:: Do this ::
Report how many lines contain "bist", with no other words.

:: Records to process ::
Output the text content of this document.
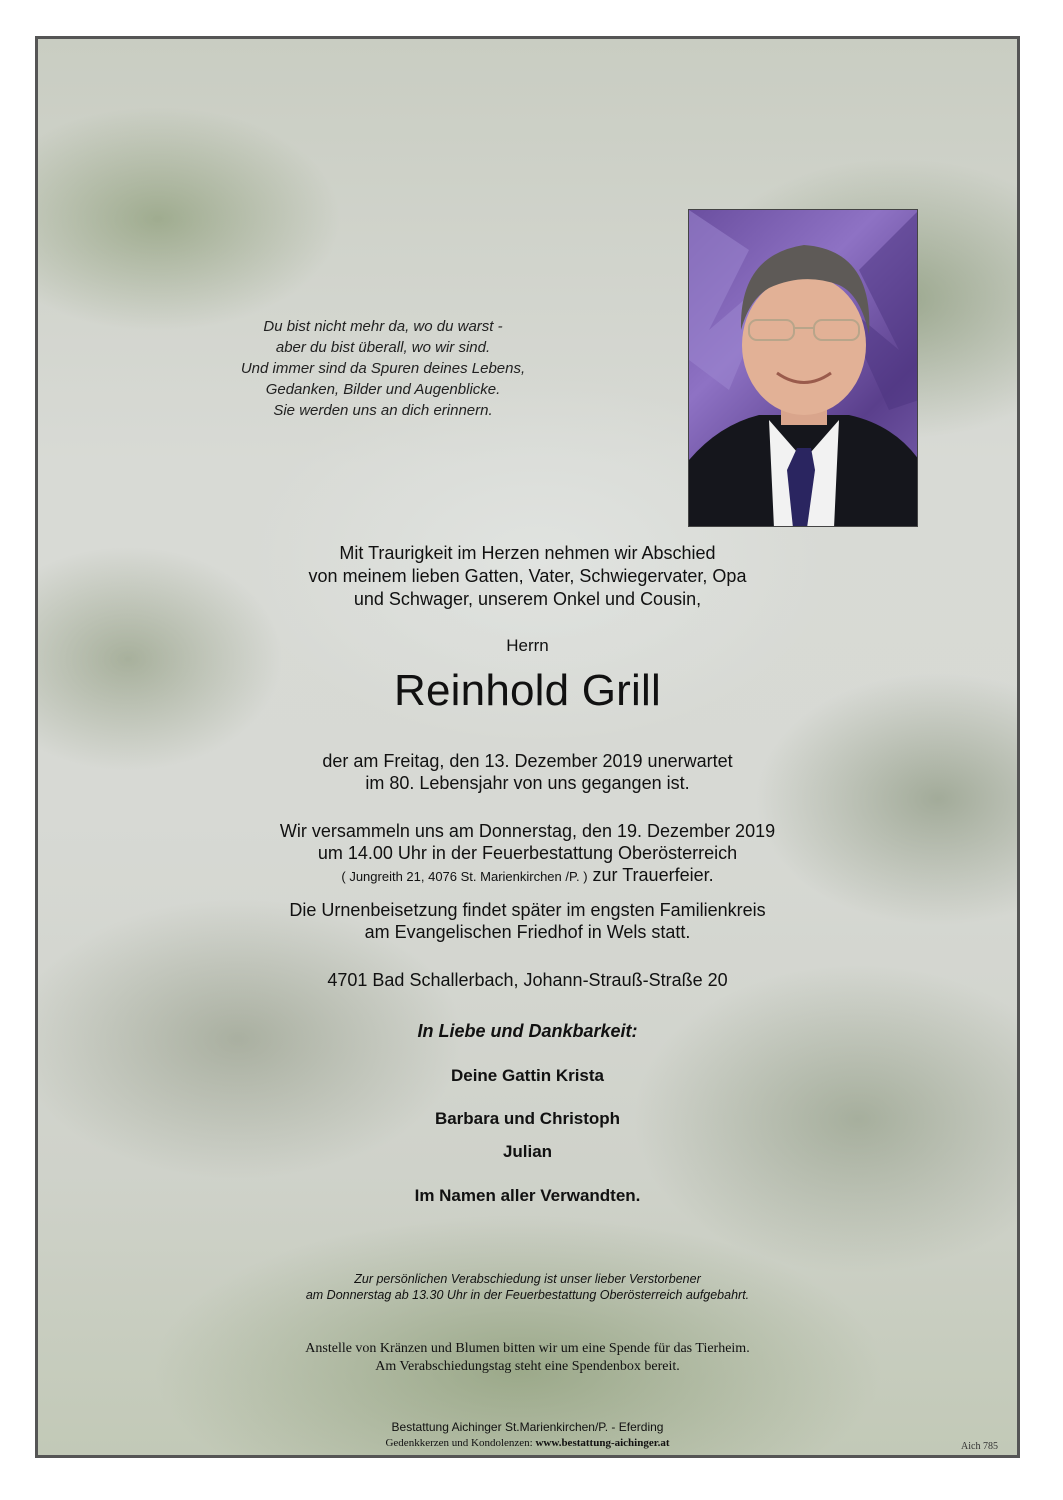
Du bist nicht mehr da, wo du warst -
aber du bist überall, wo wir sind.
Und immer sind da Spuren deines Lebens,
Gedanken, Bilder und Augenblicke.
Sie werden uns an dich erinnern.
Mit Traurigkeit im Herzen nehmen wir Abschied
von meinem lieben Gatten, Vater, Schwiegervater, Opa
und Schwager, unserem Onkel und Cousin,
Herrn
Reinhold Grill
der am Freitag, den 13. Dezember 2019 unerwartet
im 80. Lebensjahr von uns gegangen ist.
Wir versammeln uns am Donnerstag, den 19. Dezember 2019
um 14.00 Uhr in der Feuerbestattung Oberösterreich
( Jungreith 21, 4076 St. Marienkirchen /P. ) zur Trauerfeier.
Die Urnenbeisetzung findet später im engsten Familienkreis
am Evangelischen Friedhof in Wels statt.
4701 Bad Schallerbach, Johann-Strauß-Straße 20
In Liebe und Dankbarkeit:
Deine Gattin Krista
Barbara und Christoph
Julian
Im Namen aller Verwandten.
Zur persönlichen Verabschiedung ist unser lieber Verstorbener
am Donnerstag ab 13.30 Uhr in der Feuerbestattung Oberösterreich aufgebahrt.
Anstelle von Kränzen und Blumen bitten wir um eine Spende für das Tierheim.
Am Verabschiedungstag steht eine Spendenbox bereit.
Bestattung Aichinger St.Marienkirchen/P. - Eferding
Gedenkkerzen und Kondolenzen: www.bestattung-aichinger.at	Aich 785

:: Right answer ::
2